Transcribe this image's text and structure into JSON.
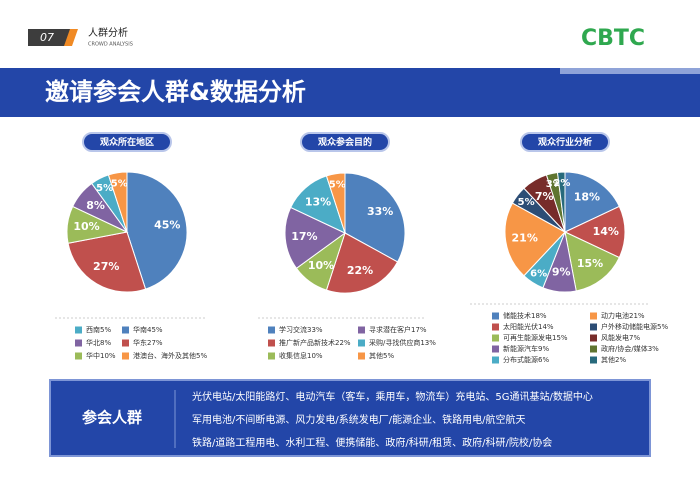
{
  "header": {
    "number": "07",
    "title": "人群分析",
    "subtitle": "CROWD ANALYSIS",
    "logo": "CBTC"
  },
  "banner": {
    "title": "邀请参会人群&数据分析"
  },
  "chart_data": [
    {
      "type": "pie",
      "title": "观众所在地区",
      "categories": [
        "华南45%",
        "华东27%",
        "华中10%",
        "华北8%",
        "西南5%",
        "港澳台、海外及其他5%"
      ],
      "values": [
        45,
        27,
        10,
        8,
        5,
        5
      ],
      "value_labels": [
        "45%",
        "27%",
        "10%",
        "8%",
        "5%",
        "5%"
      ],
      "colors": [
        "#4f81bd",
        "#c0504d",
        "#9bbb59",
        "#8064a2",
        "#4bacc6",
        "#f79646"
      ]
    },
    {
      "type": "pie",
      "title": "观众参会目的",
      "categories": [
        "学习交流33%",
        "推广新产品新技术22%",
        "收集信息10%",
        "寻求潜在客户17%",
        "采购/寻找供应商13%",
        "其他5%"
      ],
      "values": [
        33,
        22,
        10,
        17,
        13,
        5
      ],
      "value_labels": [
        "33%",
        "22%",
        "10%",
        "17%",
        "13%",
        "5%"
      ],
      "colors": [
        "#4f81bd",
        "#c0504d",
        "#9bbb59",
        "#8064a2",
        "#4bacc6",
        "#f79646"
      ]
    },
    {
      "type": "pie",
      "title": "观众行业分析",
      "categories": [
        "储能技术18%",
        "太阳能光伏14%",
        "可再生能源发电15%",
        "新能源汽车9%",
        "分布式能源6%",
        "动力电池21%",
        "户外移动储能电源5%",
        "风能发电7%",
        "政府/协会/媒体3%",
        "其他2%"
      ],
      "values": [
        18,
        14,
        15,
        9,
        6,
        21,
        5,
        7,
        3,
        2
      ],
      "value_labels": [
        "18%",
        "14%",
        "15%",
        "9%",
        "6%",
        "21%",
        "5%",
        "7%",
        "3%",
        "2%"
      ],
      "colors": [
        "#4f81bd",
        "#c0504d",
        "#9bbb59",
        "#8064a2",
        "#4bacc6",
        "#f79646",
        "#2c4d75",
        "#772c2a",
        "#5f7530",
        "#276a7c"
      ]
    }
  ],
  "audience": {
    "label": "参会人群",
    "lines": [
      "光伏电站/太阳能路灯、电动汽车（客车，乘用车，物流车）充电站、5G通讯基站/数据中心",
      "军用电池/不间断电源、风力发电/系统发电厂/能源企业、铁路用电/航空航天",
      "铁路/道路工程用电、水利工程、便携储能、政府/科研/租赁、政府/科研/院校/协会"
    ]
  }
}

Short exercise:
Reproduce the whole listing exactly, but not the images in it.

Output:
Transcribe this image's text and structure into JSON.
{
  "header": {
    "number": "07",
    "title": "人群分析",
    "subtitle": "CROWD ANALYSIS",
    "logo": "CBTC"
  },
  "banner": {
    "title": "邀请参会人群&数据分析"
  },
  "chart_data": [
    {
      "type": "pie",
      "title": "观众所在地区",
      "categories": [
        "华南45%",
        "华东27%",
        "华中10%",
        "华北8%",
        "西南5%",
        "港澳台、海外及其他5%"
      ],
      "values": [
        45,
        27,
        10,
        8,
        5,
        5
      ],
      "value_labels": [
        "45%",
        "27%",
        "10%",
        "8%",
        "5%",
        "5%"
      ],
      "colors": [
        "#4f81bd",
        "#c0504d",
        "#9bbb59",
        "#8064a2",
        "#4bacc6",
        "#f79646"
      ]
    },
    {
      "type": "pie",
      "title": "观众参会目的",
      "categories": [
        "学习交流33%",
        "推广新产品新技术22%",
        "收集信息10%",
        "寻求潜在客户17%",
        "采购/寻找供应商13%",
        "其他5%"
      ],
      "values": [
        33,
        22,
        10,
        17,
        13,
        5
      ],
      "value_labels": [
        "33%",
        "22%",
        "10%",
        "17%",
        "13%",
        "5%"
      ],
      "colors": [
        "#4f81bd",
        "#c0504d",
        "#9bbb59",
        "#8064a2",
        "#4bacc6",
        "#f79646"
      ]
    },
    {
      "type": "pie",
      "title": "观众行业分析",
      "categories": [
        "储能技术18%",
        "太阳能光伏14%",
        "可再生能源发电15%",
        "新能源汽车9%",
        "分布式能源6%",
        "动力电池21%",
        "户外移动储能电源5%",
        "风能发电7%",
        "政府/协会/媒体3%",
        "其他2%"
      ],
      "values": [
        18,
        14,
        15,
        9,
        6,
        21,
        5,
        7,
        3,
        2
      ],
      "value_labels": [
        "18%",
        "14%",
        "15%",
        "9%",
        "6%",
        "21%",
        "5%",
        "7%",
        "3%",
        "2%"
      ],
      "colors": [
        "#4f81bd",
        "#c0504d",
        "#9bbb59",
        "#8064a2",
        "#4bacc6",
        "#f79646",
        "#2c4d75",
        "#772c2a",
        "#5f7530",
        "#276a7c"
      ]
    }
  ],
  "audience": {
    "label": "参会人群",
    "lines": [
      "光伏电站/太阳能路灯、电动汽车（客车，乘用车，物流车）充电站、5G通讯基站/数据中心",
      "军用电池/不间断电源、风力发电/系统发电厂/能源企业、铁路用电/航空航天",
      "铁路/道路工程用电、水利工程、便携储能、政府/科研/租赁、政府/科研/院校/协会"
    ]
  }
}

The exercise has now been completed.